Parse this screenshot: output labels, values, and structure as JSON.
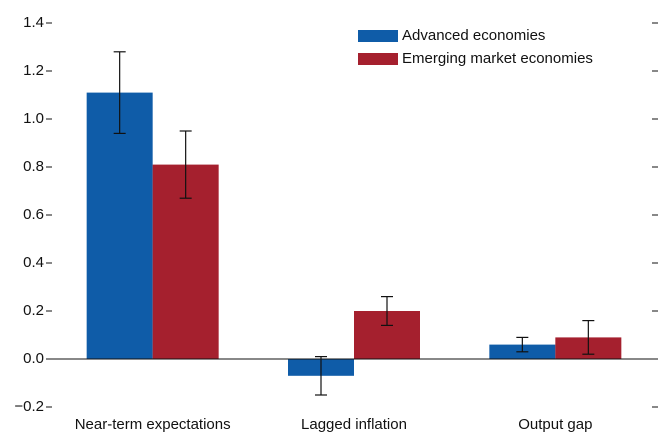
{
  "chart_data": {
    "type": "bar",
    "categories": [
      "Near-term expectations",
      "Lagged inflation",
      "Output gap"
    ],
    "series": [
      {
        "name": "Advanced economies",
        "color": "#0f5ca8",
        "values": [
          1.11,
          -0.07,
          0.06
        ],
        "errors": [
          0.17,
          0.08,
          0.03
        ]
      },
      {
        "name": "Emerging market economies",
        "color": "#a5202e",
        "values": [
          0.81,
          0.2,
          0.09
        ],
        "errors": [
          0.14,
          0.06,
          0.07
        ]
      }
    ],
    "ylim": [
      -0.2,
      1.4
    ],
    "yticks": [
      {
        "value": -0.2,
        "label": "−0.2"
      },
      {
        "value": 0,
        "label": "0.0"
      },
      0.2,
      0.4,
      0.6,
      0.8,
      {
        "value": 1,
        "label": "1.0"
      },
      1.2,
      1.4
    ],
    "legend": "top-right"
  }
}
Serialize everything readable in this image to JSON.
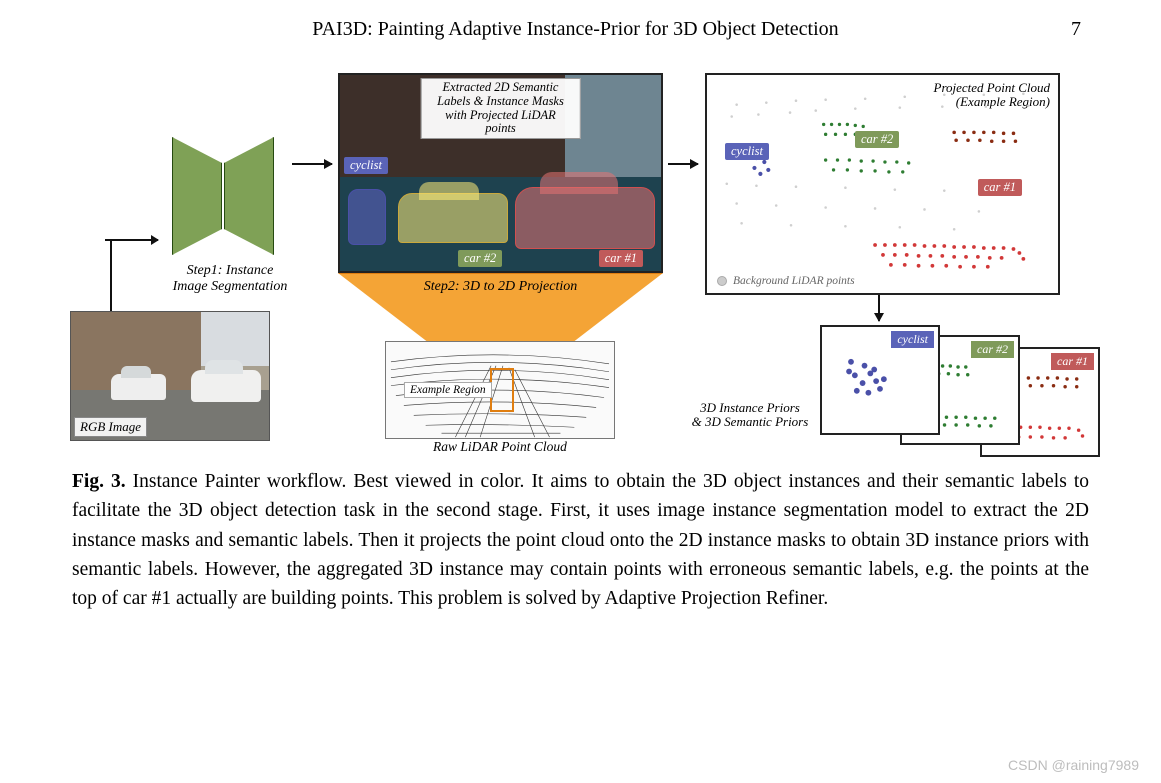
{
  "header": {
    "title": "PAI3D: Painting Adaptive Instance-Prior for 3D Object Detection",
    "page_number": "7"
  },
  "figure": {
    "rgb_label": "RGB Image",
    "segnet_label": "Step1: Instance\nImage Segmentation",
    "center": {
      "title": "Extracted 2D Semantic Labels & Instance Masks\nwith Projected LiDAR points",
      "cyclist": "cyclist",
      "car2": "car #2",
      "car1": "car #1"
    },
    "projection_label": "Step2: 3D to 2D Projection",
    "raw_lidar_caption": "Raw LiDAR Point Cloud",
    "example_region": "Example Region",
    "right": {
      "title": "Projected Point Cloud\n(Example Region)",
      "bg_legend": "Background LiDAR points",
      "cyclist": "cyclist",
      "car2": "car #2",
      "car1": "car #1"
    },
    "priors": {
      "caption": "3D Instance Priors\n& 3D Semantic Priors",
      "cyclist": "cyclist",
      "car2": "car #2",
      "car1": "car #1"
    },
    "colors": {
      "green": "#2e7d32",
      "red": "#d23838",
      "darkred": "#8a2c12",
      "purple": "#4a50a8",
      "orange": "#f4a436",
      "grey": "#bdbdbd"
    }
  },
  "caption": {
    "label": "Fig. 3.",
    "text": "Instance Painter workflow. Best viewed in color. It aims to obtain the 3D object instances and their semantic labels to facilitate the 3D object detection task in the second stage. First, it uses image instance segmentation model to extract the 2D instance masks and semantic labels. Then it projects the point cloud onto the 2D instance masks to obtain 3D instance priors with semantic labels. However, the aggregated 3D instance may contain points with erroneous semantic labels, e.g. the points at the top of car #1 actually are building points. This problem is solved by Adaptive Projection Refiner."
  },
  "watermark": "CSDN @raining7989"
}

SHORT TASK – Copy out the data above exactly, except the pictures.

FINAL RESULT –
Parse this screenshot: output labels, values, and structure as JSON.
{
  "chart_data": {
    "type": "bar",
    "categories": [
      "Near-term expectations",
      "Lagged inflation",
      "Output gap"
    ],
    "series": [
      {
        "name": "Advanced economies",
        "color": "#0f5ca8",
        "values": [
          1.11,
          -0.07,
          0.06
        ],
        "errors": [
          0.17,
          0.08,
          0.03
        ]
      },
      {
        "name": "Emerging market economies",
        "color": "#a5202e",
        "values": [
          0.81,
          0.2,
          0.09
        ],
        "errors": [
          0.14,
          0.06,
          0.07
        ]
      }
    ],
    "ylim": [
      -0.2,
      1.4
    ],
    "yticks": [
      {
        "value": -0.2,
        "label": "−0.2"
      },
      {
        "value": 0,
        "label": "0.0"
      },
      0.2,
      0.4,
      0.6,
      0.8,
      {
        "value": 1,
        "label": "1.0"
      },
      1.2,
      1.4
    ],
    "legend": "top-right"
  }
}
Serialize everything readable in this image to JSON.
{
  "header": {
    "title": "PAI3D: Painting Adaptive Instance-Prior for 3D Object Detection",
    "page_number": "7"
  },
  "figure": {
    "rgb_label": "RGB Image",
    "segnet_label": "Step1: Instance\nImage Segmentation",
    "center": {
      "title": "Extracted 2D Semantic Labels & Instance Masks\nwith Projected LiDAR points",
      "cyclist": "cyclist",
      "car2": "car #2",
      "car1": "car #1"
    },
    "projection_label": "Step2: 3D to 2D Projection",
    "raw_lidar_caption": "Raw LiDAR Point Cloud",
    "example_region": "Example Region",
    "right": {
      "title": "Projected Point Cloud\n(Example Region)",
      "bg_legend": "Background LiDAR points",
      "cyclist": "cyclist",
      "car2": "car #2",
      "car1": "car #1"
    },
    "priors": {
      "caption": "3D Instance Priors\n& 3D Semantic Priors",
      "cyclist": "cyclist",
      "car2": "car #2",
      "car1": "car #1"
    },
    "colors": {
      "green": "#2e7d32",
      "red": "#d23838",
      "darkred": "#8a2c12",
      "purple": "#4a50a8",
      "orange": "#f4a436",
      "grey": "#bdbdbd"
    }
  },
  "caption": {
    "label": "Fig. 3.",
    "text": "Instance Painter workflow. Best viewed in color. It aims to obtain the 3D object instances and their semantic labels to facilitate the 3D object detection task in the second stage. First, it uses image instance segmentation model to extract the 2D instance masks and semantic labels. Then it projects the point cloud onto the 2D instance masks to obtain 3D instance priors with semantic labels. However, the aggregated 3D instance may contain points with erroneous semantic labels, e.g. the points at the top of car #1 actually are building points. This problem is solved by Adaptive Projection Refiner."
  },
  "watermark": "CSDN @raining7989"
}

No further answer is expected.